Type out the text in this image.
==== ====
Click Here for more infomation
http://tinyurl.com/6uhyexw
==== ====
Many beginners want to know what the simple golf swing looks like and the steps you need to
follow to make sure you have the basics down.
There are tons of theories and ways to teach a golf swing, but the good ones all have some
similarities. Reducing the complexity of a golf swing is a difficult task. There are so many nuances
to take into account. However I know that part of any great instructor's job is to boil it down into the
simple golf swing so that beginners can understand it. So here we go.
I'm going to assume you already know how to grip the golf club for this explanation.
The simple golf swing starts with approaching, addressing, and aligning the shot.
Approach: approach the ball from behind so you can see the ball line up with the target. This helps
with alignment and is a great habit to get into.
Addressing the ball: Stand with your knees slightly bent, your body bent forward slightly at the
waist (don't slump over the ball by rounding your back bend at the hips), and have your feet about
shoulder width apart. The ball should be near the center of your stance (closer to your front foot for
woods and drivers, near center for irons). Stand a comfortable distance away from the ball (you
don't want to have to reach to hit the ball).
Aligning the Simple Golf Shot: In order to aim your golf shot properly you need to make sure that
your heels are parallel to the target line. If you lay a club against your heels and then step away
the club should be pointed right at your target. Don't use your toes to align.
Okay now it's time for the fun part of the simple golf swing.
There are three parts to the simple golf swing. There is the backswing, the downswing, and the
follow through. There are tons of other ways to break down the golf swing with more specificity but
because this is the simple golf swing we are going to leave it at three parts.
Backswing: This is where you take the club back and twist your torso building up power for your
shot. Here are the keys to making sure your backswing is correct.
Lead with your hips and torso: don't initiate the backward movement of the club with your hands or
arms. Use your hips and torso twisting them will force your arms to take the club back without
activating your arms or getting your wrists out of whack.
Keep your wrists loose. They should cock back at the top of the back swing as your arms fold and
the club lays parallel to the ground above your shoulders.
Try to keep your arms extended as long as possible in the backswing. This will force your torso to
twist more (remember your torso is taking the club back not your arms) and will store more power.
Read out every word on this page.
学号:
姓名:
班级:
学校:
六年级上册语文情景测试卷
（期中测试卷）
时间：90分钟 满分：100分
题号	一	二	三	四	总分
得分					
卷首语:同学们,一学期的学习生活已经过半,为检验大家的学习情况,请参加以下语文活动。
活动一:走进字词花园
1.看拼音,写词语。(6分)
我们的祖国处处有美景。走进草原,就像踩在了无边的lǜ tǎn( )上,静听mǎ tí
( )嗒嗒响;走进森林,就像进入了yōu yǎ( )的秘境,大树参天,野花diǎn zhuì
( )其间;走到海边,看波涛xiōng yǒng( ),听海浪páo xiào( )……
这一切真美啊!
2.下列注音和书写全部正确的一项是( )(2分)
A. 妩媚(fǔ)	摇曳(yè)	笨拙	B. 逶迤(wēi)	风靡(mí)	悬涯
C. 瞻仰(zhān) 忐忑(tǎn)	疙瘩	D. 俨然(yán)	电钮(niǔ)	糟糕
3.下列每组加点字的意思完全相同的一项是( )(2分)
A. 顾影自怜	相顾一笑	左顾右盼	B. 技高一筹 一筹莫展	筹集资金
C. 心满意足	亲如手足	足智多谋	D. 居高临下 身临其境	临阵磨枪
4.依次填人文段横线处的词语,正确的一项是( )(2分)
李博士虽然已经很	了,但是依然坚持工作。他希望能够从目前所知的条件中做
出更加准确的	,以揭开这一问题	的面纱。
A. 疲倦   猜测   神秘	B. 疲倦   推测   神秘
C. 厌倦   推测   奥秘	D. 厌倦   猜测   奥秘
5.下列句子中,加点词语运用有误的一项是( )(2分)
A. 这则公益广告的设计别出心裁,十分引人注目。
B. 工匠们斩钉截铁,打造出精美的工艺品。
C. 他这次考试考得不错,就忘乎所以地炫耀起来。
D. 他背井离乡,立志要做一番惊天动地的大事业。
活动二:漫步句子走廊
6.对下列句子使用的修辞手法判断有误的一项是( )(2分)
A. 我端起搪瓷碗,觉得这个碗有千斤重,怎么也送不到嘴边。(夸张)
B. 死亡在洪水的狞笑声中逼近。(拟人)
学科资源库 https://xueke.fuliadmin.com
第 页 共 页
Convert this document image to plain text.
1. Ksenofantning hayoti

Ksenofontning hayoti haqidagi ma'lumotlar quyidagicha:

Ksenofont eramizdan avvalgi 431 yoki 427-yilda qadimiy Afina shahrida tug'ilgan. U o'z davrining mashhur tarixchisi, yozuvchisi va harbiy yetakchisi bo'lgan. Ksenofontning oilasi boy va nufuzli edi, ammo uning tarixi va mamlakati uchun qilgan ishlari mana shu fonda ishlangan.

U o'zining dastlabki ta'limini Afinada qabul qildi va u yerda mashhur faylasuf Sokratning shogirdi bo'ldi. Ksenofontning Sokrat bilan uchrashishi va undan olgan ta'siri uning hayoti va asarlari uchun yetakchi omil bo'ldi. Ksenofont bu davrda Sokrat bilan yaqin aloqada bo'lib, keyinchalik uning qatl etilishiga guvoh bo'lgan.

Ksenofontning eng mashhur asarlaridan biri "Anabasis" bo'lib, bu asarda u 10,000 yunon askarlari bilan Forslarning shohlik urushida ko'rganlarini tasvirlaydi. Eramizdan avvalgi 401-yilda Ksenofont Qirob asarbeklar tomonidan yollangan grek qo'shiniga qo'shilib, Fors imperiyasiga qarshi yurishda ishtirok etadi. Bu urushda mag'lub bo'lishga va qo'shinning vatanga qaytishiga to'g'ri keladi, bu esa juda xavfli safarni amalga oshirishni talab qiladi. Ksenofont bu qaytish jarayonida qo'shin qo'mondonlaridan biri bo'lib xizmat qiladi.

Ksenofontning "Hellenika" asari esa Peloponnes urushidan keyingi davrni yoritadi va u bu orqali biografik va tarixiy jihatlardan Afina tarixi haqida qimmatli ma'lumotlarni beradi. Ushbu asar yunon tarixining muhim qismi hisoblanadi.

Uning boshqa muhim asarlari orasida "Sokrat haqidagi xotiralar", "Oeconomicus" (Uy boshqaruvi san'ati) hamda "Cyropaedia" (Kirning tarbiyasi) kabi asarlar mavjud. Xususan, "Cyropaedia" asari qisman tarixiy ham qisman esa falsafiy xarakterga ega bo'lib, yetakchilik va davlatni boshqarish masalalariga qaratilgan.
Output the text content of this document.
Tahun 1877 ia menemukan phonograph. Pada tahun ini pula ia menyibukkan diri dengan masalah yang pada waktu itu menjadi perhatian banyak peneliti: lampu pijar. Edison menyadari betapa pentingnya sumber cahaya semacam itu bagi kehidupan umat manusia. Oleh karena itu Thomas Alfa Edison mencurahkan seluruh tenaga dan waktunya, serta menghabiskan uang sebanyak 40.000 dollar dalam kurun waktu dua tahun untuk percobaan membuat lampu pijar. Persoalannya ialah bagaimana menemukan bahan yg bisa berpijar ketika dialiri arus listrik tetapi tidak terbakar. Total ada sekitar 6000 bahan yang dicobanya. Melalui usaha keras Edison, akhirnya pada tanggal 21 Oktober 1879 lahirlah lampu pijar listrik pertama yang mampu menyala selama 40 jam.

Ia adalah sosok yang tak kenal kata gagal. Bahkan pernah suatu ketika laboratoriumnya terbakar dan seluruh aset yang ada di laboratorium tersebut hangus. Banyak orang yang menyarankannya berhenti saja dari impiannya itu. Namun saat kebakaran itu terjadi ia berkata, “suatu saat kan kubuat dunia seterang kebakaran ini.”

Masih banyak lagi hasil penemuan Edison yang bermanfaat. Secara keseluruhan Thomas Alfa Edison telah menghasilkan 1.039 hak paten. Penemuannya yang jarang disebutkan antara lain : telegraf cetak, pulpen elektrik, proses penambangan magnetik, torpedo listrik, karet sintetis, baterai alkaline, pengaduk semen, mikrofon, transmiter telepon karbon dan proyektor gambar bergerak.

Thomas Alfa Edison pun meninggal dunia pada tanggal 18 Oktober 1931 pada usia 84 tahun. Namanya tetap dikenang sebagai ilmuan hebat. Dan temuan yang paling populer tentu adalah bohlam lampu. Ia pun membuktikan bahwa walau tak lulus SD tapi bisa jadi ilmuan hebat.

» PROBLEM STATEMENT
List each line of the records that holds the string "more".

» COMPLETE OUTPUT
Click Here for more infomation
follow through. There are tons of other ways to break down the golf swing with more specificity but
twist more (remember your torso is taking the club back not your arms) and will store more power.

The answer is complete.